▶ DIRECTIVE:
Locate the word "name" in the data below, then copy every line that holds it.

▶ SUPPLIED RECORDS:
[START]

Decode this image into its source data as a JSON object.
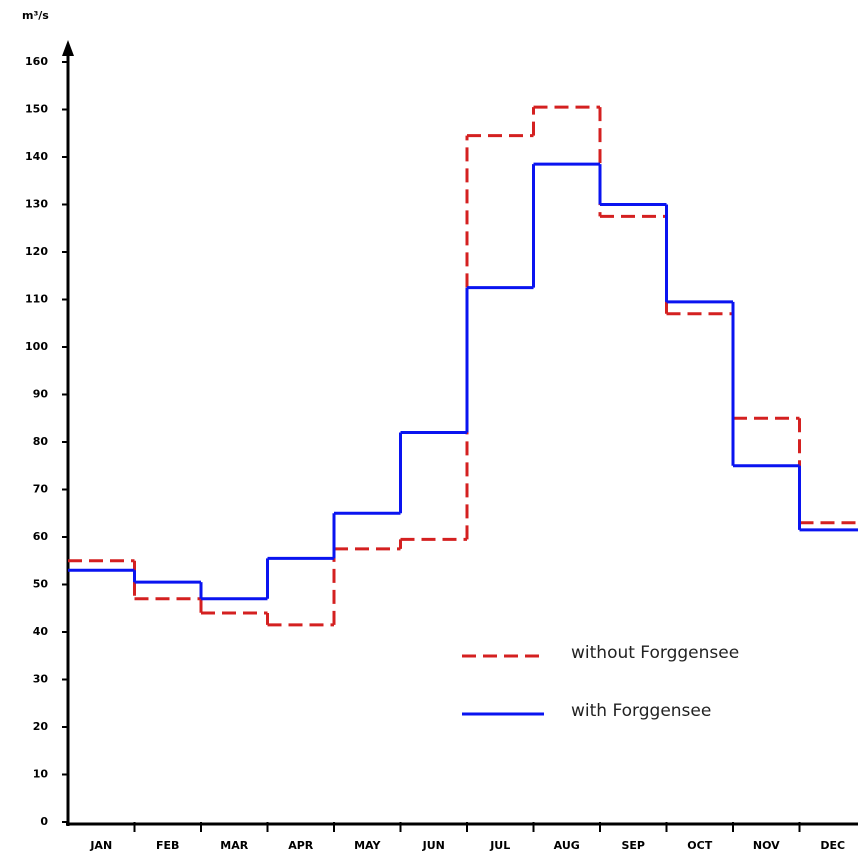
{
  "chart_data": {
    "type": "step",
    "y_label": "m³/s",
    "categories": [
      "JAN",
      "FEB",
      "MAR",
      "APR",
      "MAY",
      "JUN",
      "JUL",
      "AUG",
      "SEP",
      "OCT",
      "NOV",
      "DEC"
    ],
    "series": [
      {
        "name": "without Forggensee",
        "color": "#d42020",
        "dashed": true,
        "values": [
          55,
          47,
          44,
          41.5,
          57.5,
          59.5,
          144.5,
          150.5,
          127.5,
          107,
          85,
          63
        ]
      },
      {
        "name": "with Forggensee",
        "color": "#0a14f0",
        "dashed": false,
        "values": [
          53,
          50.5,
          47,
          55.5,
          65,
          82,
          112.5,
          138.5,
          130,
          109.5,
          75,
          61.5
        ]
      }
    ],
    "ylim": [
      0,
      160
    ],
    "yticks": [
      0,
      10,
      20,
      30,
      40,
      50,
      60,
      70,
      80,
      90,
      100,
      110,
      120,
      130,
      140,
      150,
      160
    ]
  }
}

[END]

▶ TASK SOLUTION:
        "name": "without Forggensee",
        "name": "with Forggensee",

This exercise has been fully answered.